> _Records provided_:
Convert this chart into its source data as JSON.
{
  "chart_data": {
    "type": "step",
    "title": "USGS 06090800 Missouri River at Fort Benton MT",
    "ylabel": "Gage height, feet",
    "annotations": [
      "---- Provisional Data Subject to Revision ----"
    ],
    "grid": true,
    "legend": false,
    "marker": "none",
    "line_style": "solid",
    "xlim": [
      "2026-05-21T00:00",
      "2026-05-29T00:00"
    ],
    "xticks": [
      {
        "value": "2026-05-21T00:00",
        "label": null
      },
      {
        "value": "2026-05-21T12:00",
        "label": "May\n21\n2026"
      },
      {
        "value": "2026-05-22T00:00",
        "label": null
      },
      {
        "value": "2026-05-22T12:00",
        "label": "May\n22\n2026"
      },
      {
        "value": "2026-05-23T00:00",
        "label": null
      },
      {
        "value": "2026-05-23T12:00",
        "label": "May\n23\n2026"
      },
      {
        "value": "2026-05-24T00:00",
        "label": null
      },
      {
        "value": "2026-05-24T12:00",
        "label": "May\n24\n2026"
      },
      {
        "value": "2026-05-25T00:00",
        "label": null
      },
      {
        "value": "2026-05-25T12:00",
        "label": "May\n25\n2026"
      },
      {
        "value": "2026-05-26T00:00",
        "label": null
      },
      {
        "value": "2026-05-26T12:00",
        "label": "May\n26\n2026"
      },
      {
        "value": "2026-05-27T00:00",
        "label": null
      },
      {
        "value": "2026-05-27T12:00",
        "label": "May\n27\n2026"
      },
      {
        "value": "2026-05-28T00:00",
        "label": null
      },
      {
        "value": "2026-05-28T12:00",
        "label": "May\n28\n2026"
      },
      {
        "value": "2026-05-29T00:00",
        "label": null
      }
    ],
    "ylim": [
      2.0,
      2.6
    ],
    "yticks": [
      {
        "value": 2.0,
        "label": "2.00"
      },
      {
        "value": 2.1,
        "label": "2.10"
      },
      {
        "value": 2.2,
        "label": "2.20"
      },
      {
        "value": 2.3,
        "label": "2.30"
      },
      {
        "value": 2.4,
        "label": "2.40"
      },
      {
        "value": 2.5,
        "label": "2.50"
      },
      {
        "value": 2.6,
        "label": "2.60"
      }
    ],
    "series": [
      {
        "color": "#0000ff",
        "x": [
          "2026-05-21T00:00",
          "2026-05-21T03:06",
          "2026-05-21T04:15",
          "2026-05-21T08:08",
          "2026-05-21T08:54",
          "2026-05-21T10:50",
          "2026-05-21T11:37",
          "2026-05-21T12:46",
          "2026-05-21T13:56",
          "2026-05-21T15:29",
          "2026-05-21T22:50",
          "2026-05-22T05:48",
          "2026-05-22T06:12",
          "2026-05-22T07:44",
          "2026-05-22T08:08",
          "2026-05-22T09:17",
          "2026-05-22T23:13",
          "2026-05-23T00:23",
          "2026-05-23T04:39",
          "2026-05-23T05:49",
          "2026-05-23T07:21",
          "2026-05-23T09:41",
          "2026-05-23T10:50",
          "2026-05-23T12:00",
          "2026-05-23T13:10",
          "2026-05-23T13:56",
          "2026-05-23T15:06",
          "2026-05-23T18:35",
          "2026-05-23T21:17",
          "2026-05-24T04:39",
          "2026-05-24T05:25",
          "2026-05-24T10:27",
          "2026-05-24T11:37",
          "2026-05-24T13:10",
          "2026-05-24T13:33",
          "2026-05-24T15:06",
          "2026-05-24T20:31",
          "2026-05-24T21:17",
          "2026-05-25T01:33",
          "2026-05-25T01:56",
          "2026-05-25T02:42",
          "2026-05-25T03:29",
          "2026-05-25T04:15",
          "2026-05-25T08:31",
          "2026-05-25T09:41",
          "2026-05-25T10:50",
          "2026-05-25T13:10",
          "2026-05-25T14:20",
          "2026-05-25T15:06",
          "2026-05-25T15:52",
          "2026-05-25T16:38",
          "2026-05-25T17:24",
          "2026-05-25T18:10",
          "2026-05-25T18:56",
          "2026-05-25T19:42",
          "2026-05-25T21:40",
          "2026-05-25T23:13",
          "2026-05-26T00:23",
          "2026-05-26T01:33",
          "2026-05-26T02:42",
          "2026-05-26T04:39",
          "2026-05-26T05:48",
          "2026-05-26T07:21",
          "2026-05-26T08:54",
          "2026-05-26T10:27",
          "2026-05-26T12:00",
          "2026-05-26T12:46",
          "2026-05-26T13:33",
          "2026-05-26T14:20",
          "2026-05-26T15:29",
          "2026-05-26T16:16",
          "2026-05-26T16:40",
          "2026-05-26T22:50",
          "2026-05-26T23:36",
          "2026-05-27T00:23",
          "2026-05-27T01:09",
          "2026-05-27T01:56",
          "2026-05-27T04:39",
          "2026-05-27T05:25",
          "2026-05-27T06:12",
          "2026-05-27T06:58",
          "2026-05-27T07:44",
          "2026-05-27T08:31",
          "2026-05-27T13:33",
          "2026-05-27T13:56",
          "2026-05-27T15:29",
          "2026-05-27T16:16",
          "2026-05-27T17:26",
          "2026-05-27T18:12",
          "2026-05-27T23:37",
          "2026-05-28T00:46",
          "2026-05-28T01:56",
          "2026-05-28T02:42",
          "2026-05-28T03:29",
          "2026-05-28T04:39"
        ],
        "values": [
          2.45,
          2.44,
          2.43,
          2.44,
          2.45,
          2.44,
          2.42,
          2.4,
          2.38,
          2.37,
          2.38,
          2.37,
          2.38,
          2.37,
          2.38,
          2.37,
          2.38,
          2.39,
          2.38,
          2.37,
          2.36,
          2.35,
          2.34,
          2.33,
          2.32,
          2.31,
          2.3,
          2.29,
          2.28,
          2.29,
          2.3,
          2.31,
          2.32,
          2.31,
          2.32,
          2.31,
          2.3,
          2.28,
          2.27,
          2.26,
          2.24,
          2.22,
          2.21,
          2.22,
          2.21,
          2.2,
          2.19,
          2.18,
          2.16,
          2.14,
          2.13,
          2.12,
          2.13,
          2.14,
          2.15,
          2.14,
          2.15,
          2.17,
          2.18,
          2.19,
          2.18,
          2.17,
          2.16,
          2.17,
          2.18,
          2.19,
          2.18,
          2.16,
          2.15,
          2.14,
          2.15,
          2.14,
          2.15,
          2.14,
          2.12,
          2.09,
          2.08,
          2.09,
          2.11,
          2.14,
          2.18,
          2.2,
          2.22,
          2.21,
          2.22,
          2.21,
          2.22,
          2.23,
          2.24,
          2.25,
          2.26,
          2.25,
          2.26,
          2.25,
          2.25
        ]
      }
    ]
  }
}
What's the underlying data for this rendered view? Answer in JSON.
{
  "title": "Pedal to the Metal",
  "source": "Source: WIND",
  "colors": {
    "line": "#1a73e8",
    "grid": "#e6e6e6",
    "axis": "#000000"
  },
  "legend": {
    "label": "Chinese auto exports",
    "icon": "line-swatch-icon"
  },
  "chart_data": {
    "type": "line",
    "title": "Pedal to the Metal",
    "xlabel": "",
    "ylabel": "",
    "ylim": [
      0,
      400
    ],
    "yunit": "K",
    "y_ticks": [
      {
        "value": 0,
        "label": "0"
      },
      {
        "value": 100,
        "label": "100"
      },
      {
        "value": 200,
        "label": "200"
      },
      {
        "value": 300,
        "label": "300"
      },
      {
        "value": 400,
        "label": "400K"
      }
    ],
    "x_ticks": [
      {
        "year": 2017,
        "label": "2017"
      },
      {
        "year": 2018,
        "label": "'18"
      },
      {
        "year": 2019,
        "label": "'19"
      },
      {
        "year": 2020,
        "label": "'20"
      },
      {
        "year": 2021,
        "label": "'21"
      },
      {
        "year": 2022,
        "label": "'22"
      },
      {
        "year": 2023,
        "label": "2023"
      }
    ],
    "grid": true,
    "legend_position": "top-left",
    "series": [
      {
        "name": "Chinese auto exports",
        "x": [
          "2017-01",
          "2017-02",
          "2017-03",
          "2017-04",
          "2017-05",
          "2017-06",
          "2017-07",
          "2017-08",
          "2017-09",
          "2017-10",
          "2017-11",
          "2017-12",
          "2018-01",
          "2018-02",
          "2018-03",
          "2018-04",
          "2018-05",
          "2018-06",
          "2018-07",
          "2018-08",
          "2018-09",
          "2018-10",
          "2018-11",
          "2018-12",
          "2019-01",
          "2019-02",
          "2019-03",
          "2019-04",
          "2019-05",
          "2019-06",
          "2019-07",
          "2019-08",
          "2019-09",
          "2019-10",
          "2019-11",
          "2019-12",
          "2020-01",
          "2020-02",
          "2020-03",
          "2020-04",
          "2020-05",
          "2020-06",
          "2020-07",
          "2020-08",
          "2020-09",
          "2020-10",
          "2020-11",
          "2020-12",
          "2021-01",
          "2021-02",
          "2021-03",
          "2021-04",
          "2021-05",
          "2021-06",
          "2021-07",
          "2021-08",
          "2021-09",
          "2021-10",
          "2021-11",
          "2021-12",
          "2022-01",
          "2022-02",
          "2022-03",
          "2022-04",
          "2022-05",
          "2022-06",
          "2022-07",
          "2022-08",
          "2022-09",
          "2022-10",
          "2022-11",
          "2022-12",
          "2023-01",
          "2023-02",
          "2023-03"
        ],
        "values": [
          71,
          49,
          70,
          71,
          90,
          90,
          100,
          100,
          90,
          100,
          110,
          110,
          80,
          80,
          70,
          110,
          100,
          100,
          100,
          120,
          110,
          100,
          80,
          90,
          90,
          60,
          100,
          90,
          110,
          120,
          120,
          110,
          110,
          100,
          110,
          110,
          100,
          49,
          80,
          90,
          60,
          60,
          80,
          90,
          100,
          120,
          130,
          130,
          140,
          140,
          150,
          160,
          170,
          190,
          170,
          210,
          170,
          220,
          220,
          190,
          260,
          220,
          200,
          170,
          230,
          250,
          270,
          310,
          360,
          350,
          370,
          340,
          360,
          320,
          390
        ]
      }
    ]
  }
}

> _Problem statement_:
Find the word "source" in the material, then list each line that holds it.

> _Final answer_:
Convert this chart into its source data as JSON.
  "source": "Source: WIND",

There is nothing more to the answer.